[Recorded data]
==================================================
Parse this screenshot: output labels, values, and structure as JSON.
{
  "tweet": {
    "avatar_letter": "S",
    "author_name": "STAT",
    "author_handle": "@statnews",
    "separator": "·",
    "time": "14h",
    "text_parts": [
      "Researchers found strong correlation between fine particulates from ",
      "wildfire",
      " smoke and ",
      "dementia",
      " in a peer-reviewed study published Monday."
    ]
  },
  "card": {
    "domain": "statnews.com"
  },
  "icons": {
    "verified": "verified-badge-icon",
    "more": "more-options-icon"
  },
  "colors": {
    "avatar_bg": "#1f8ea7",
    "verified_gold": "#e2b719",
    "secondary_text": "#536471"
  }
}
==================================================
Transcribe every line of the data, exactly as it stands.

Written answer:
Parse this screenshot: output labels, values, and structure as JSON.
{
  "tweet": {
    "avatar_letter": "S",
    "author_name": "STAT",
    "author_handle": "@statnews",
    "separator": "·",
    "time": "14h",
    "text_parts": [
      "Researchers found strong correlation between fine particulates from ",
      "wildfire",
      " smoke and ",
      "dementia",
      " in a peer-reviewed study published Monday."
    ]
  },
  "card": {
    "domain": "statnews.com"
  },
  "icons": {
    "verified": "verified-badge-icon",
    "more": "more-options-icon"
  },
  "colors": {
    "avatar_bg": "#1f8ea7",
    "verified_gold": "#e2b719",
    "secondary_text": "#536471"
  }
}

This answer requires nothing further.